» **Tarea planteada**
Cambia "legend-marker" por "legend-symbol" en el tramo que abre con la línea que contiene "y-axis-title: query time" y cierra con la línea que contiene "series-line-edge-pp: [243, 126, 817, 395]". Escribe de nuevo solo esas líneas, sin ninguna otra modificación.
──────── Líneas mostradas ────────
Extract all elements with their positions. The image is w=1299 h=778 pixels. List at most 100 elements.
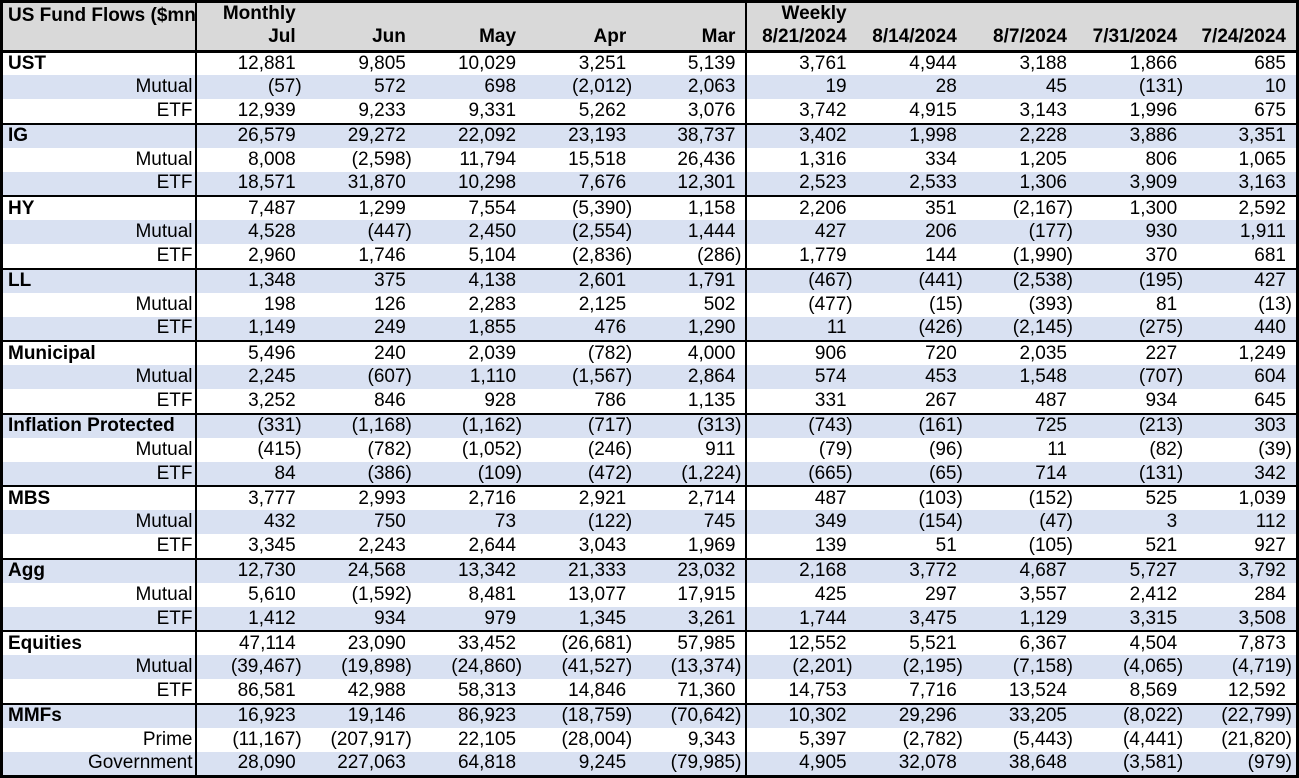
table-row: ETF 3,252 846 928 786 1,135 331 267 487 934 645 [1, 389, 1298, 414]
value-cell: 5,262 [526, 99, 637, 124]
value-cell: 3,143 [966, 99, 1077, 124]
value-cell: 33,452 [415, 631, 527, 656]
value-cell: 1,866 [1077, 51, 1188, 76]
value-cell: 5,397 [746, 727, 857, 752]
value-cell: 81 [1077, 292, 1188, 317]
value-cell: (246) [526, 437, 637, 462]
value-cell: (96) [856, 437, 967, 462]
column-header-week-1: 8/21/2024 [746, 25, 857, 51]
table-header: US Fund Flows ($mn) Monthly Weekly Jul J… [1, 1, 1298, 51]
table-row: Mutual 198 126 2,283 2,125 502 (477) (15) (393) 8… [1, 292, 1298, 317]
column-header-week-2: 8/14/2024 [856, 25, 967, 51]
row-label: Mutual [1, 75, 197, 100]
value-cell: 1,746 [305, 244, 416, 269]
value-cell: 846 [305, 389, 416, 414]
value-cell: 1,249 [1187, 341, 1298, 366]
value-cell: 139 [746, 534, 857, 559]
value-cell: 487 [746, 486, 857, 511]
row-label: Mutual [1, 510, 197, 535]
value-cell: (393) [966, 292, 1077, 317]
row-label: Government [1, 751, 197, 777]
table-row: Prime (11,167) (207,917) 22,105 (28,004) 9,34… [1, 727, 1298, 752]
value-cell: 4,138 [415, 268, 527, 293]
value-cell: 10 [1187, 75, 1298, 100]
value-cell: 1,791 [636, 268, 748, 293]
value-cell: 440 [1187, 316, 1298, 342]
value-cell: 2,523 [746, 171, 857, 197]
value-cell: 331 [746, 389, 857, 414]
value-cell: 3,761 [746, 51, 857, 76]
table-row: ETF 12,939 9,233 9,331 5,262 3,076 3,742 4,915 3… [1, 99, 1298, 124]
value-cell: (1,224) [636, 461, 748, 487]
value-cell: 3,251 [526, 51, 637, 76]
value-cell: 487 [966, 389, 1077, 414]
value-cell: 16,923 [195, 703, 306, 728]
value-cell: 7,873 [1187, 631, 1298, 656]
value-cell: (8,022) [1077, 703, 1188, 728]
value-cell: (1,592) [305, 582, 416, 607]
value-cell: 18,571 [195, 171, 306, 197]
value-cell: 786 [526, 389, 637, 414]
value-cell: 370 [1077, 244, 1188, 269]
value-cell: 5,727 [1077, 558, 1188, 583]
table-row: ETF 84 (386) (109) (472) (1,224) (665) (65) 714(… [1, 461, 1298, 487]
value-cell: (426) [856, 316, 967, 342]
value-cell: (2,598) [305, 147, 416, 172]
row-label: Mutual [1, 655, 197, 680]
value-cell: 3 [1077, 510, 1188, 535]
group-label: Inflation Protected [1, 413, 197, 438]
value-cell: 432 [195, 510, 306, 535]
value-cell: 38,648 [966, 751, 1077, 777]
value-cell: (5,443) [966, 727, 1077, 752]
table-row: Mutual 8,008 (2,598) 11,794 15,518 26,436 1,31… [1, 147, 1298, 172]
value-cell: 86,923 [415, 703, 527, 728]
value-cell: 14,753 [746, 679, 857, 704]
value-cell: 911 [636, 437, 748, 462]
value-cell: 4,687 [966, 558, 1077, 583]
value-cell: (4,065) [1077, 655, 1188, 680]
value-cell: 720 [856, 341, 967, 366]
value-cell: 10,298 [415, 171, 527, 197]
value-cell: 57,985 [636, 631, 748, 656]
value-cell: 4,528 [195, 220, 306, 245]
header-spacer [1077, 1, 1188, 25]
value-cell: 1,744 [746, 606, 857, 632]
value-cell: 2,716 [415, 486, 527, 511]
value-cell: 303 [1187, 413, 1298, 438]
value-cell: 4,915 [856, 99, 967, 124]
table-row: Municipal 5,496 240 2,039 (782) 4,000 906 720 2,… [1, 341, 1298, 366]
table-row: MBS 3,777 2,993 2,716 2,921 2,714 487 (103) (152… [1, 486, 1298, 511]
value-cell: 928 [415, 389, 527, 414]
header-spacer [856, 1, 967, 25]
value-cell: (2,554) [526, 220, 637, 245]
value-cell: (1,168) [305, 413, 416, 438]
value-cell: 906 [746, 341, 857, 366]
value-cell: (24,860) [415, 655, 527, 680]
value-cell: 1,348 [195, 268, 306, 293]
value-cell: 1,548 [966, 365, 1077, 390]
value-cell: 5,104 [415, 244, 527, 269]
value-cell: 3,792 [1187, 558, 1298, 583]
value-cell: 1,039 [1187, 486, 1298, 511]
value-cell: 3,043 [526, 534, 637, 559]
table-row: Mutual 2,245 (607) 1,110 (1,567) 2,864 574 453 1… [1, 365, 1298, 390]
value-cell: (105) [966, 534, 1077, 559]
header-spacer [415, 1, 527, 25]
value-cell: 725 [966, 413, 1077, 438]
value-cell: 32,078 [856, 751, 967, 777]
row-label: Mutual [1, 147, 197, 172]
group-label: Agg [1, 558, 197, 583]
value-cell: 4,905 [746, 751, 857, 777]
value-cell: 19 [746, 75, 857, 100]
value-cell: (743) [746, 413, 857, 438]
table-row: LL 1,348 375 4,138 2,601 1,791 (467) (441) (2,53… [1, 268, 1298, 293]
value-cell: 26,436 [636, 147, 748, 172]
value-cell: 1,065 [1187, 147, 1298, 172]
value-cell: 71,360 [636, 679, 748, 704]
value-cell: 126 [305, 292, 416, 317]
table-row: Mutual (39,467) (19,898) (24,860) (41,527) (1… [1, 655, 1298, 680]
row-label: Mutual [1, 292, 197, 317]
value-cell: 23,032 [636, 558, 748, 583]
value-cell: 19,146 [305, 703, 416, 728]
────────
──────── Líneas mostradas ────────
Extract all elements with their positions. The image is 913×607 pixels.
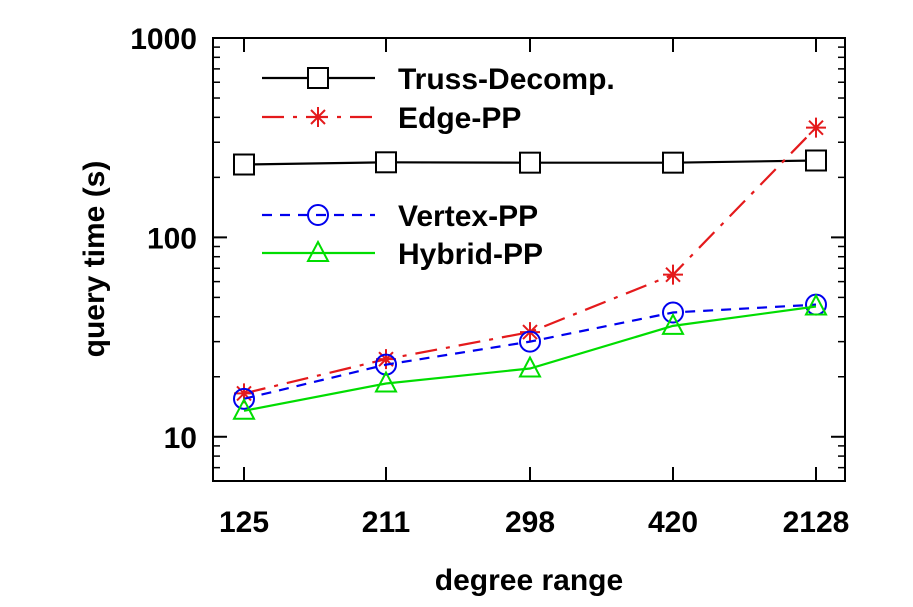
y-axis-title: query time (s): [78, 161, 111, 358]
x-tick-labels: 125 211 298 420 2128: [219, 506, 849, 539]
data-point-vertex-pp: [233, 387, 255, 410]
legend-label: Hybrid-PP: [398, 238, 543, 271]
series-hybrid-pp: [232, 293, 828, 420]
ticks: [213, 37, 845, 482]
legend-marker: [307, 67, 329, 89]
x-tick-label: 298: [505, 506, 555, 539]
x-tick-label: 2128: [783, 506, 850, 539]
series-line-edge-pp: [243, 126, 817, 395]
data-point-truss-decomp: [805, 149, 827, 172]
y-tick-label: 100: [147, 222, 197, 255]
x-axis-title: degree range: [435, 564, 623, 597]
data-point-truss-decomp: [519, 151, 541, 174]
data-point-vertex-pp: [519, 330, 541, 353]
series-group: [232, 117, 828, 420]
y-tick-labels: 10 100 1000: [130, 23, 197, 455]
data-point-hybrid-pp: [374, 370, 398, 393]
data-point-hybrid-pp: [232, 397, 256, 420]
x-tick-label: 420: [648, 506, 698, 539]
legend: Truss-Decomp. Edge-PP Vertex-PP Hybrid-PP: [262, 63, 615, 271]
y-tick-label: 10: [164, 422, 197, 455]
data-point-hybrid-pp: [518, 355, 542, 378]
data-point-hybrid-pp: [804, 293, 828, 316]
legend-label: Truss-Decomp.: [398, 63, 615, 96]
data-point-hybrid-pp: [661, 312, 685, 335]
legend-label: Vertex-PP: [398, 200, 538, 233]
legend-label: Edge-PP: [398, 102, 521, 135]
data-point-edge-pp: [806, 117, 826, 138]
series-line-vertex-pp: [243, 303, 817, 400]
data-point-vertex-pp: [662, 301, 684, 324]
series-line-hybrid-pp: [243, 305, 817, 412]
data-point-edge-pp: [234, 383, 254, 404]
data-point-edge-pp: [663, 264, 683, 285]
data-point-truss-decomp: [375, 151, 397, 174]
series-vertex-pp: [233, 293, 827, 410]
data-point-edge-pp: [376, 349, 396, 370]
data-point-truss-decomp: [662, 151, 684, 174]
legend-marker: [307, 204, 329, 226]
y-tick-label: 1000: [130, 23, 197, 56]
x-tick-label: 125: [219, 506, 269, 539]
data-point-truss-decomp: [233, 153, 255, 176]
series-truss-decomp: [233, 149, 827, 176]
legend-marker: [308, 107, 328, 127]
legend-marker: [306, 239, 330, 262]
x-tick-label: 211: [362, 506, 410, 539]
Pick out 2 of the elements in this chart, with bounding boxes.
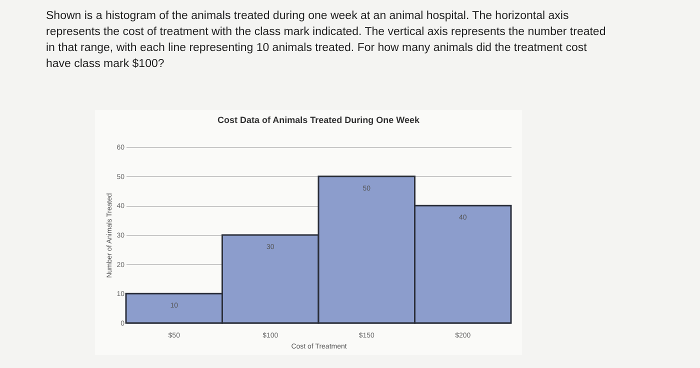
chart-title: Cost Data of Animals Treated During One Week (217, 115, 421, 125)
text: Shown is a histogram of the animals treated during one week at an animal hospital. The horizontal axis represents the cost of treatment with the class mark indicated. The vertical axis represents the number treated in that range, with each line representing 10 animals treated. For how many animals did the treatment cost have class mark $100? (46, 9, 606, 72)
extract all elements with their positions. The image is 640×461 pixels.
────────
» **Resultado**
y-axis-title: query time (s): [78, 161, 111, 358]
x-tick-labels: 125 211 298 420 2128: [219, 506, 849, 539]
data-point-vertex-pp: [233, 387, 255, 410]
legend-label: Hybrid-PP: [398, 238, 543, 271]
series-hybrid-pp: [232, 293, 828, 420]
ticks: [213, 37, 845, 482]
legend-symbol: [307, 67, 329, 89]
x-tick-label: 298: [505, 506, 555, 539]
x-tick-label: 2128: [783, 506, 850, 539]
series-line-edge-pp: [243, 126, 817, 395]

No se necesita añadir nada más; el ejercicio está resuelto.